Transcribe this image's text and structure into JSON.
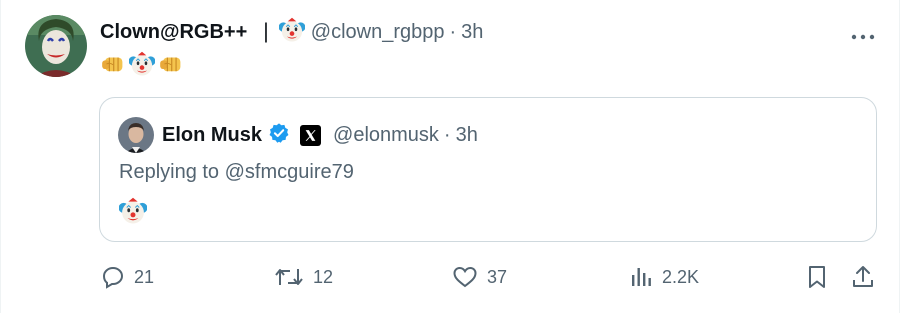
{
  "author": {
    "display_name": "Clown@RGB++",
    "handle": "@clown_rgbpp",
    "time": "3h",
    "separator": "|",
    "dot": "·"
  },
  "tweet": {
    "emojis": [
      "fist-emoji",
      "clown-emoji",
      "fist-emoji"
    ]
  },
  "quote": {
    "display_name": "Elon Musk",
    "handle": "@elonmusk",
    "time": "3h",
    "dot": "·",
    "reply_prefix": "Replying to ",
    "reply_target": "@sfmcguire79",
    "emoji": "clown-emoji"
  },
  "actions": {
    "replies": "21",
    "reposts": "12",
    "likes": "37",
    "views": "2.2K"
  },
  "colors": {
    "text": "#0f1419",
    "secondary": "#536471",
    "border": "#cfd9de",
    "verified": "#1d9bf0"
  },
  "icons": [
    "reply-icon",
    "repost-icon",
    "like-icon",
    "views-icon",
    "bookmark-icon",
    "share-icon",
    "more-icon",
    "verified-icon",
    "x-logo-icon"
  ]
}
•••
Short task — Return every line of the preceding records in which the word "handle" appears.

Complete output —
    "handle": "@clown_rgbpp",
    "handle": "@elonmusk",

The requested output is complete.